__Extracted data entries__
***

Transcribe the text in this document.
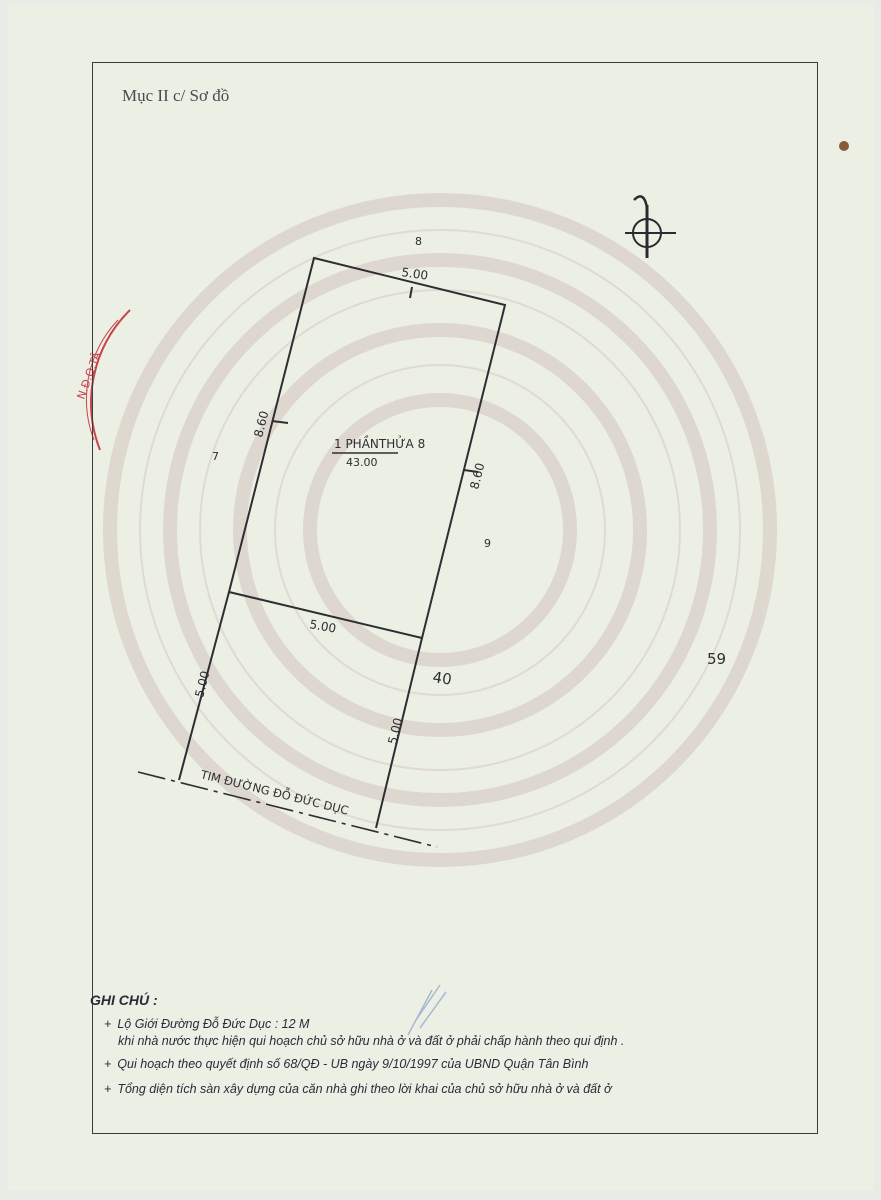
N.Đ.Q.TÂ
5.00
8.60
8.60
5.00
5.00
5.00
1 PHẦNTHỬA 8
43.00
8
7
9
40
59
TIM ĐƯỜNG ĐỖ ĐỨC DỤC
Mục II c/ Sơ đồ
GHI CHÚ :
+ Lộ Giới Đường Đỗ Đức Dục : 12 M
khi nhà nước thực hiện qui hoạch chủ sở hữu nhà ở và đất ở phải chấp hành theo qui định .
+ Qui hoạch theo quyết định số 68/QĐ - UB ngày 9/10/1997 của UBND Quận Tân Bình
+ Tổng diện tích sàn xây dựng của căn nhà ghi theo lời khai của chủ sở hữu nhà ở và đất ở
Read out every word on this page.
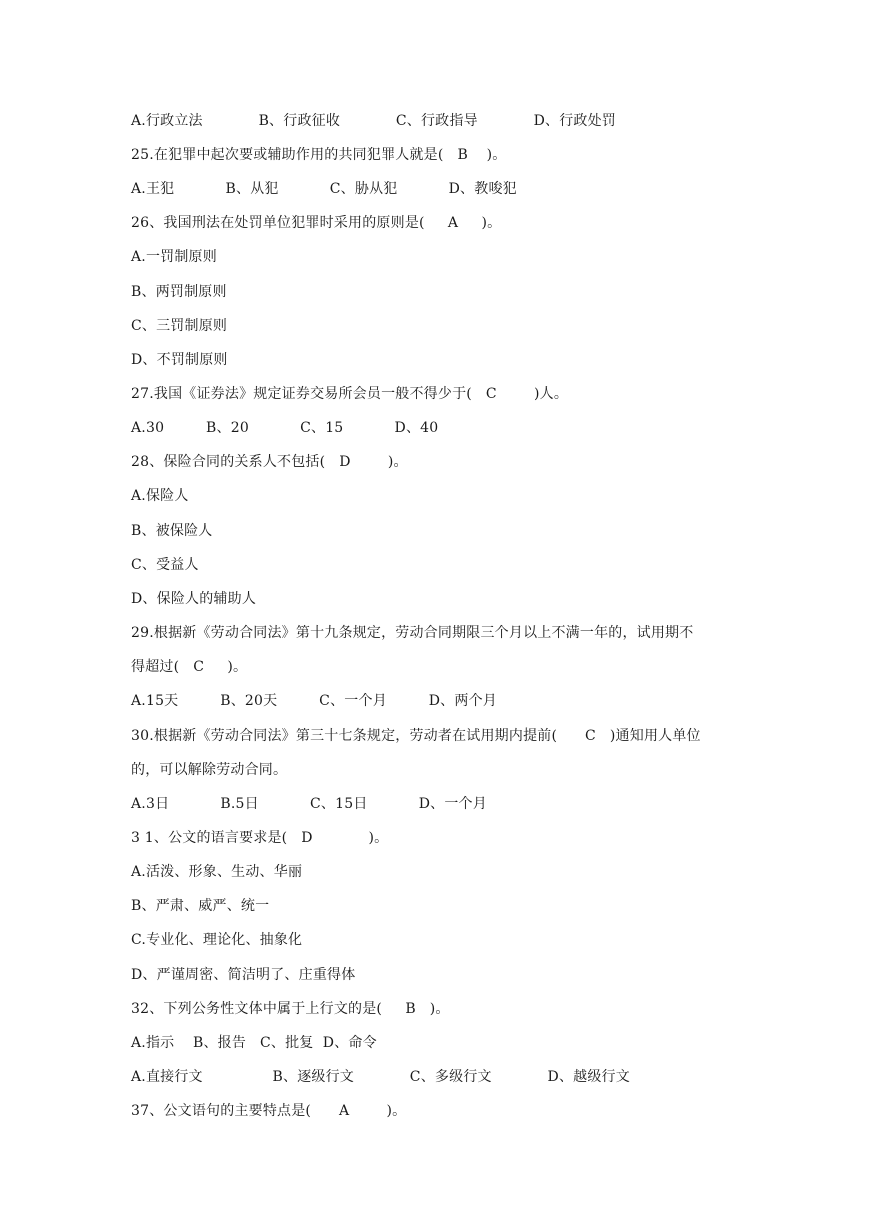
A.行政立法            B、行政征收            C、行政指导            D、行政处罚
25.在犯罪中起次要或辅助作用的共同犯罪人就是(   B    )。
A.王犯           B、从犯           C、胁从犯           D、教唆犯
26、我国刑法在处罚单位犯罪时采用的原则是(     A     )。
A.一罚制原则
B、两罚制原则
C、三罚制原则
D、不罚制原则
27.我国《证券法》规定证券交易所会员一般不得少于(   C        )人。
A.30         B、20           C、15           D、40
28、保险合同的关系人不包括(   D        )。
A.保险人
B、被保险人
C、受益人
D、保险人的辅助人
29.根据新《劳动合同法》第十九条规定，劳动合同期限三个月以上不满一年的，试用期不
得超过(   C     )。
A.15天         B、20天         C、一个月         D、两个月
30.根据新《劳动合同法》第三十七条规定，劳动者在试用期内提前(      C   )通知用人单位
的，可以解除劳动合同。
A.3日           B.5日           C、15日           D、一个月
3 1、公文的语言要求是(   D            )。
A.活泼、形象、生动、华丽
B、严肃、威严、统一
C.专业化、理论化、抽象化
D、严谨周密、简洁明了、庄重得体
32、下列公务性文体中属于上行文的是(     B   )。
A.指示    B、报告   C、批复  D、命令
A.直接行文               B、逐级行文            C、多级行文            D、越级行文
37、公文语句的主要特点是(      A        )。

***

__Short exercise__
All records above are to be printed exactly, minus the pictures they contain.

__Right answer__
Transcribe the text in this document.
N.Đ.Q.TÂ
5.00
8.60
8.60
5.00
5.00
5.00
1 PHẦNTHỬA 8
43.00
8
7
9
40
59
TIM ĐƯỜNG ĐỖ ĐỨC DỤC
Mục II c/ Sơ đồ
GHI CHÚ :
+ Lộ Giới Đường Đỗ Đức Dục : 12 M
khi nhà nước thực hiện qui hoạch chủ sở hữu nhà ở và đất ở phải chấp hành theo qui định .
+ Qui hoạch theo quyết định số 68/QĐ - UB ngày 9/10/1997 của UBND Quận Tân Bình
+ Tổng diện tích sàn xây dựng của căn nhà ghi theo lời khai của chủ sở hữu nhà ở và đất ở
Read out every word on this page.
A.行政立法            B、行政征收            C、行政指导            D、行政处罚
25.在犯罪中起次要或辅助作用的共同犯罪人就是(   B    )。
A.王犯           B、从犯           C、胁从犯           D、教唆犯
26、我国刑法在处罚单位犯罪时采用的原则是(     A     )。
A.一罚制原则
B、两罚制原则
C、三罚制原则
D、不罚制原则
27.我国《证券法》规定证券交易所会员一般不得少于(   C        )人。
A.30         B、20           C、15           D、40
28、保险合同的关系人不包括(   D        )。
A.保险人
B、被保险人
C、受益人
D、保险人的辅助人
29.根据新《劳动合同法》第十九条规定，劳动合同期限三个月以上不满一年的，试用期不
得超过(   C     )。
A.15天         B、20天         C、一个月         D、两个月
30.根据新《劳动合同法》第三十七条规定，劳动者在试用期内提前(      C   )通知用人单位
的，可以解除劳动合同。
A.3日           B.5日           C、15日           D、一个月
3 1、公文的语言要求是(   D            )。
A.活泼、形象、生动、华丽
B、严肃、威严、统一
C.专业化、理论化、抽象化
D、严谨周密、简洁明了、庄重得体
32、下列公务性文体中属于上行文的是(     B   )。
A.指示    B、报告   C、批复  D、命令
A.直接行文               B、逐级行文            C、多级行文            D、越级行文
37、公文语句的主要特点是(      A        )。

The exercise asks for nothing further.